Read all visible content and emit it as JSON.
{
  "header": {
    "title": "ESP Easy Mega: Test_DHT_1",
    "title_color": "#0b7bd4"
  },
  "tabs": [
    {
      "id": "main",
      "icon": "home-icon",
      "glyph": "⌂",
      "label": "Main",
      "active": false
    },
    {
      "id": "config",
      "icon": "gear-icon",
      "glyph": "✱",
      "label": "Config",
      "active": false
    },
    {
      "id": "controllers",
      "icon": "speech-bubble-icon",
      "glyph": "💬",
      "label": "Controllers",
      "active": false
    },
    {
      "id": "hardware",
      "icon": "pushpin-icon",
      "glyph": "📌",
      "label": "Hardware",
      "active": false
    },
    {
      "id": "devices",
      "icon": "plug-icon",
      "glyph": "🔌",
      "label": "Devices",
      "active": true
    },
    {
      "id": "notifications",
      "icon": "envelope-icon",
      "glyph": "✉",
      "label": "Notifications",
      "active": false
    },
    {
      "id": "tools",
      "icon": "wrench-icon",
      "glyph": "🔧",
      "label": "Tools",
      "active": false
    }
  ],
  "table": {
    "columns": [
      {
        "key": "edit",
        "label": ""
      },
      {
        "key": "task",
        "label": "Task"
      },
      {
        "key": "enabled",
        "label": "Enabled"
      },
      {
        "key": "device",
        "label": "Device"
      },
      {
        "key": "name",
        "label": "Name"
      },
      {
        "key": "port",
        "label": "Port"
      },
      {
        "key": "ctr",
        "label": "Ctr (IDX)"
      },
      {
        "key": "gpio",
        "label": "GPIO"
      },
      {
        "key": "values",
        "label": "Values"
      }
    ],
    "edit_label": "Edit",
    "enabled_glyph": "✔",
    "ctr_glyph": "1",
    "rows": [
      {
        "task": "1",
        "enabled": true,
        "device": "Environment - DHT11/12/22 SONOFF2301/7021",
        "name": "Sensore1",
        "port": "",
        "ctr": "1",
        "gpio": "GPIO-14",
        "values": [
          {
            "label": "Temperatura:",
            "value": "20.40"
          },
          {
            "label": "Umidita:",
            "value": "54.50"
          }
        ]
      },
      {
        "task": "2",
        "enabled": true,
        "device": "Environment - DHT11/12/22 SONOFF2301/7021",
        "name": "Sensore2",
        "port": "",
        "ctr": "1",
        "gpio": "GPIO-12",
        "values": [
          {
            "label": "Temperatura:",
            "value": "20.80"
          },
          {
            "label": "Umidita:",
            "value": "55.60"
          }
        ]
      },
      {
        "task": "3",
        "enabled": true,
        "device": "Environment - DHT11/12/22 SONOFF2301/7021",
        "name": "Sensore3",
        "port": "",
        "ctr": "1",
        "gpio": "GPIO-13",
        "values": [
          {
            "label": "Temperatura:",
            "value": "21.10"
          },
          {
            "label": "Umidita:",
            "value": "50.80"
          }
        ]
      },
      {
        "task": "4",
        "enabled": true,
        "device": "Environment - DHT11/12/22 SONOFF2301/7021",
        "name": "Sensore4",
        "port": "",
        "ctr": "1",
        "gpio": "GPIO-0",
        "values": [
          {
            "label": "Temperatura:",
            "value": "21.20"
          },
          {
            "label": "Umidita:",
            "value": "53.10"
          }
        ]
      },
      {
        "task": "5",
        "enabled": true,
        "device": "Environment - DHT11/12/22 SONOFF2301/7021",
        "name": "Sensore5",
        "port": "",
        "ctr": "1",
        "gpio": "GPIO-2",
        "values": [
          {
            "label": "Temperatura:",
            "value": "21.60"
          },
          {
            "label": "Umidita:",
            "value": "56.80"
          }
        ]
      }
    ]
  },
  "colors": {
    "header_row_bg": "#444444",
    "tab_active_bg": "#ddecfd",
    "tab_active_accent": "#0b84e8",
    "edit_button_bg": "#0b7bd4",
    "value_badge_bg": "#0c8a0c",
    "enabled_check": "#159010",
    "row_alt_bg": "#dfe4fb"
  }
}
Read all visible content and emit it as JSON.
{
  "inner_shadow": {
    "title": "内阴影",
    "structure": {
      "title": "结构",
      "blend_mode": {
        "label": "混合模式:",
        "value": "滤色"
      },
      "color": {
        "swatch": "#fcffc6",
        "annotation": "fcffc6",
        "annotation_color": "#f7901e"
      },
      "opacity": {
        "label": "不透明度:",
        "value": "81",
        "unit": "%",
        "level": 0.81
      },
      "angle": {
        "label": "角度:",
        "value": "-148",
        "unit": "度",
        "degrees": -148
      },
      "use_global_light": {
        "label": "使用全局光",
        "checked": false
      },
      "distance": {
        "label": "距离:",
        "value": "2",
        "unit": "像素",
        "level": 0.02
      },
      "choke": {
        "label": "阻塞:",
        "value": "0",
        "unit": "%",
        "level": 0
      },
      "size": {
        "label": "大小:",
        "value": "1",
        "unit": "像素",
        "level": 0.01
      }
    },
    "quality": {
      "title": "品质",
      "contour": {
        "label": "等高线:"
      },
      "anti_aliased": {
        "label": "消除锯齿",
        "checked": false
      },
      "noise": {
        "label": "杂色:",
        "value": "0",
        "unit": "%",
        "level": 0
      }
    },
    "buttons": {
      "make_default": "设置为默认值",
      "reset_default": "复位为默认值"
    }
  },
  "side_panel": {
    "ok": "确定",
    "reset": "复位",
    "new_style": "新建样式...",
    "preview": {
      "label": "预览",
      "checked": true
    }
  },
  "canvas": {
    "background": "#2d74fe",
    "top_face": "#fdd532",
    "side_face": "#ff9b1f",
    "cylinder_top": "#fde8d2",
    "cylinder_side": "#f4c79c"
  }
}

——————————

=== DIRECTIONS ===
Write out every line from the records above, word for word.

=== TASK OUTPUT ===
Read all visible content and emit it as JSON.
{
  "header": {
    "title": "ESP Easy Mega: Test_DHT_1",
    "title_color": "#0b7bd4"
  },
  "tabs": [
    {
      "id": "main",
      "icon": "home-icon",
      "glyph": "⌂",
      "label": "Main",
      "active": false
    },
    {
      "id": "config",
      "icon": "gear-icon",
      "glyph": "✱",
      "label": "Config",
      "active": false
    },
    {
      "id": "controllers",
      "icon": "speech-bubble-icon",
      "glyph": "💬",
      "label": "Controllers",
      "active": false
    },
    {
      "id": "hardware",
      "icon": "pushpin-icon",
      "glyph": "📌",
      "label": "Hardware",
      "active": false
    },
    {
      "id": "devices",
      "icon": "plug-icon",
      "glyph": "🔌",
      "label": "Devices",
      "active": true
    },
    {
      "id": "notifications",
      "icon": "envelope-icon",
      "glyph": "✉",
      "label": "Notifications",
      "active": false
    },
    {
      "id": "tools",
      "icon": "wrench-icon",
      "glyph": "🔧",
      "label": "Tools",
      "active": false
    }
  ],
  "table": {
    "columns": [
      {
        "key": "edit",
        "label": ""
      },
      {
        "key": "task",
        "label": "Task"
      },
      {
        "key": "enabled",
        "label": "Enabled"
      },
      {
        "key": "device",
        "label": "Device"
      },
      {
        "key": "name",
        "label": "Name"
      },
      {
        "key": "port",
        "label": "Port"
      },
      {
        "key": "ctr",
        "label": "Ctr (IDX)"
      },
      {
        "key": "gpio",
        "label": "GPIO"
      },
      {
        "key": "values",
        "label": "Values"
      }
    ],
    "edit_label": "Edit",
    "enabled_glyph": "✔",
    "ctr_glyph": "1",
    "rows": [
      {
        "task": "1",
        "enabled": true,
        "device": "Environment - DHT11/12/22 SONOFF2301/7021",
        "name": "Sensore1",
        "port": "",
        "ctr": "1",
        "gpio": "GPIO-14",
        "values": [
          {
            "label": "Temperatura:",
            "value": "20.40"
          },
          {
            "label": "Umidita:",
            "value": "54.50"
          }
        ]
      },
      {
        "task": "2",
        "enabled": true,
        "device": "Environment - DHT11/12/22 SONOFF2301/7021",
        "name": "Sensore2",
        "port": "",
        "ctr": "1",
        "gpio": "GPIO-12",
        "values": [
          {
            "label": "Temperatura:",
            "value": "20.80"
          },
          {
            "label": "Umidita:",
            "value": "55.60"
          }
        ]
      },
      {
        "task": "3",
        "enabled": true,
        "device": "Environment - DHT11/12/22 SONOFF2301/7021",
        "name": "Sensore3",
        "port": "",
        "ctr": "1",
        "gpio": "GPIO-13",
        "values": [
          {
            "label": "Temperatura:",
            "value": "21.10"
          },
          {
            "label": "Umidita:",
            "value": "50.80"
          }
        ]
      },
      {
        "task": "4",
        "enabled": true,
        "device": "Environment - DHT11/12/22 SONOFF2301/7021",
        "name": "Sensore4",
        "port": "",
        "ctr": "1",
        "gpio": "GPIO-0",
        "values": [
          {
            "label": "Temperatura:",
            "value": "21.20"
          },
          {
            "label": "Umidita:",
            "value": "53.10"
          }
        ]
      },
      {
        "task": "5",
        "enabled": true,
        "device": "Environment - DHT11/12/22 SONOFF2301/7021",
        "name": "Sensore5",
        "port": "",
        "ctr": "1",
        "gpio": "GPIO-2",
        "values": [
          {
            "label": "Temperatura:",
            "value": "21.60"
          },
          {
            "label": "Umidita:",
            "value": "56.80"
          }
        ]
      }
    ]
  },
  "colors": {
    "header_row_bg": "#444444",
    "tab_active_bg": "#ddecfd",
    "tab_active_accent": "#0b84e8",
    "edit_button_bg": "#0b7bd4",
    "value_badge_bg": "#0c8a0c",
    "enabled_check": "#159010",
    "row_alt_bg": "#dfe4fb"
  }
}
Read all visible content and emit it as JSON.
{
  "inner_shadow": {
    "title": "内阴影",
    "structure": {
      "title": "结构",
      "blend_mode": {
        "label": "混合模式:",
        "value": "滤色"
      },
      "color": {
        "swatch": "#fcffc6",
        "annotation": "fcffc6",
        "annotation_color": "#f7901e"
      },
      "opacity": {
        "label": "不透明度:",
        "value": "81",
        "unit": "%",
        "level": 0.81
      },
      "angle": {
        "label": "角度:",
        "value": "-148",
        "unit": "度",
        "degrees": -148
      },
      "use_global_light": {
        "label": "使用全局光",
        "checked": false
      },
      "distance": {
        "label": "距离:",
        "value": "2",
        "unit": "像素",
        "level": 0.02
      },
      "choke": {
        "label": "阻塞:",
        "value": "0",
        "unit": "%",
        "level": 0
      },
      "size": {
        "label": "大小:",
        "value": "1",
        "unit": "像素",
        "level": 0.01
      }
    },
    "quality": {
      "title": "品质",
      "contour": {
        "label": "等高线:"
      },
      "anti_aliased": {
        "label": "消除锯齿",
        "checked": false
      },
      "noise": {
        "label": "杂色:",
        "value": "0",
        "unit": "%",
        "level": 0
      }
    },
    "buttons": {
      "make_default": "设置为默认值",
      "reset_default": "复位为默认值"
    }
  },
  "side_panel": {
    "ok": "确定",
    "reset": "复位",
    "new_style": "新建样式...",
    "preview": {
      "label": "预览",
      "checked": true
    }
  },
  "canvas": {
    "background": "#2d74fe",
    "top_face": "#fdd532",
    "side_face": "#ff9b1f",
    "cylinder_top": "#fde8d2",
    "cylinder_side": "#f4c79c"
  }
}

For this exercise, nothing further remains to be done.